# WORK INSTRUCTIONS
Give a verbatim copy of the lines below, minus the pictures.
************
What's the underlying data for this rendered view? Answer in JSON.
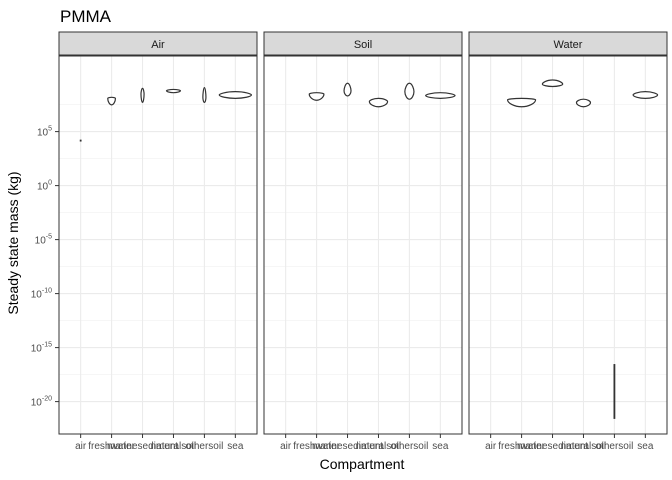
{
  "chart_data": {
    "type": "violin",
    "title": "PMMA",
    "xlabel": "Compartment",
    "ylabel": "Steady state mass (kg)",
    "y_scale": "log10",
    "ylim": [
      1e-23,
      1000000000000.0
    ],
    "y_ticks": [
      {
        "value": 100000.0,
        "base": "10",
        "exp": "5"
      },
      {
        "value": 1.0,
        "base": "10",
        "exp": "0"
      },
      {
        "value": 1e-05,
        "base": "10",
        "exp": "-5"
      },
      {
        "value": 1e-10,
        "base": "10",
        "exp": "-10"
      },
      {
        "value": 1e-15,
        "base": "10",
        "exp": "-15"
      },
      {
        "value": 1e-20,
        "base": "10",
        "exp": "-20"
      }
    ],
    "categories": [
      "air",
      "freshwater",
      "marinesediment",
      "naturalsoil",
      "othersoil",
      "sea"
    ],
    "grid": true,
    "facets": [
      {
        "label": "Air",
        "violins": [
          {
            "category": "air",
            "min": 12000.0,
            "max": 18000.0,
            "mode": 15000.0,
            "width": 0.03
          },
          {
            "category": "freshwater",
            "min": 30000000.0,
            "max": 150000000.0,
            "mode": 120000000.0,
            "width": 0.55
          },
          {
            "category": "marinesediment",
            "min": 50000000.0,
            "max": 1000000000.0,
            "mode": 300000000.0,
            "width": 0.22
          },
          {
            "category": "naturalsoil",
            "min": 400000000.0,
            "max": 800000000.0,
            "mode": 600000000.0,
            "width": 1.0
          },
          {
            "category": "othersoil",
            "min": 50000000.0,
            "max": 1200000000.0,
            "mode": 150000000.0,
            "width": 0.22
          },
          {
            "category": "sea",
            "min": 120000000.0,
            "max": 500000000.0,
            "mode": 250000000.0,
            "width": 2.3
          }
        ]
      },
      {
        "label": "Soil",
        "violins": [
          {
            "category": "freshwater",
            "min": 80000000.0,
            "max": 400000000.0,
            "mode": 300000000.0,
            "width": 1.05
          },
          {
            "category": "marinesediment",
            "min": 200000000.0,
            "max": 3000000000.0,
            "mode": 600000000.0,
            "width": 0.5
          },
          {
            "category": "naturalsoil",
            "min": 20000000.0,
            "max": 120000000.0,
            "mode": 60000000.0,
            "width": 1.3
          },
          {
            "category": "othersoil",
            "min": 100000000.0,
            "max": 3000000000.0,
            "mode": 500000000.0,
            "width": 0.65
          },
          {
            "category": "sea",
            "min": 120000000.0,
            "max": 400000000.0,
            "mode": 220000000.0,
            "width": 2.1
          }
        ]
      },
      {
        "label": "Water",
        "violins": [
          {
            "category": "freshwater",
            "min": 20000000.0,
            "max": 120000000.0,
            "mode": 90000000.0,
            "width": 2.0
          },
          {
            "category": "marinesediment",
            "min": 1500000000.0,
            "max": 6000000000.0,
            "mode": 2500000000.0,
            "width": 1.45
          },
          {
            "category": "naturalsoil",
            "min": 20000000.0,
            "max": 100000000.0,
            "mode": 50000000.0,
            "width": 1.0
          },
          {
            "category": "othersoil",
            "min": 2.5e-22,
            "max": 3e-17,
            "mode": 1e-19,
            "width": 0.06
          },
          {
            "category": "sea",
            "min": 120000000.0,
            "max": 500000000.0,
            "mode": 250000000.0,
            "width": 1.75
          }
        ]
      }
    ]
  }
}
************
# SOLUTION FOR THIS EXERCISE
What's the underlying data for this rendered view? Answer in JSON.
{
  "chart_data": {
    "type": "violin",
    "title": "PMMA",
    "xlabel": "Compartment",
    "ylabel": "Steady state mass (kg)",
    "y_scale": "log10",
    "ylim": [
      1e-23,
      1000000000000.0
    ],
    "y_ticks": [
      {
        "value": 100000.0,
        "base": "10",
        "exp": "5"
      },
      {
        "value": 1.0,
        "base": "10",
        "exp": "0"
      },
      {
        "value": 1e-05,
        "base": "10",
        "exp": "-5"
      },
      {
        "value": 1e-10,
        "base": "10",
        "exp": "-10"
      },
      {
        "value": 1e-15,
        "base": "10",
        "exp": "-15"
      },
      {
        "value": 1e-20,
        "base": "10",
        "exp": "-20"
      }
    ],
    "categories": [
      "air",
      "freshwater",
      "marinesediment",
      "naturalsoil",
      "othersoil",
      "sea"
    ],
    "grid": true,
    "facets": [
      {
        "label": "Air",
        "violins": [
          {
            "category": "air",
            "min": 12000.0,
            "max": 18000.0,
            "mode": 15000.0,
            "width": 0.03
          },
          {
            "category": "freshwater",
            "min": 30000000.0,
            "max": 150000000.0,
            "mode": 120000000.0,
            "width": 0.55
          },
          {
            "category": "marinesediment",
            "min": 50000000.0,
            "max": 1000000000.0,
            "mode": 300000000.0,
            "width": 0.22
          },
          {
            "category": "naturalsoil",
            "min": 400000000.0,
            "max": 800000000.0,
            "mode": 600000000.0,
            "width": 1.0
          },
          {
            "category": "othersoil",
            "min": 50000000.0,
            "max": 1200000000.0,
            "mode": 150000000.0,
            "width": 0.22
          },
          {
            "category": "sea",
            "min": 120000000.0,
            "max": 500000000.0,
            "mode": 250000000.0,
            "width": 2.3
          }
        ]
      },
      {
        "label": "Soil",
        "violins": [
          {
            "category": "freshwater",
            "min": 80000000.0,
            "max": 400000000.0,
            "mode": 300000000.0,
            "width": 1.05
          },
          {
            "category": "marinesediment",
            "min": 200000000.0,
            "max": 3000000000.0,
            "mode": 600000000.0,
            "width": 0.5
          },
          {
            "category": "naturalsoil",
            "min": 20000000.0,
            "max": 120000000.0,
            "mode": 60000000.0,
            "width": 1.3
          },
          {
            "category": "othersoil",
            "min": 100000000.0,
            "max": 3000000000.0,
            "mode": 500000000.0,
            "width": 0.65
          },
          {
            "category": "sea",
            "min": 120000000.0,
            "max": 400000000.0,
            "mode": 220000000.0,
            "width": 2.1
          }
        ]
      },
      {
        "label": "Water",
        "violins": [
          {
            "category": "freshwater",
            "min": 20000000.0,
            "max": 120000000.0,
            "mode": 90000000.0,
            "width": 2.0
          },
          {
            "category": "marinesediment",
            "min": 1500000000.0,
            "max": 6000000000.0,
            "mode": 2500000000.0,
            "width": 1.45
          },
          {
            "category": "naturalsoil",
            "min": 20000000.0,
            "max": 100000000.0,
            "mode": 50000000.0,
            "width": 1.0
          },
          {
            "category": "othersoil",
            "min": 2.5e-22,
            "max": 3e-17,
            "mode": 1e-19,
            "width": 0.06
          },
          {
            "category": "sea",
            "min": 120000000.0,
            "max": 500000000.0,
            "mode": 250000000.0,
            "width": 1.75
          }
        ]
      }
    ]
  }
}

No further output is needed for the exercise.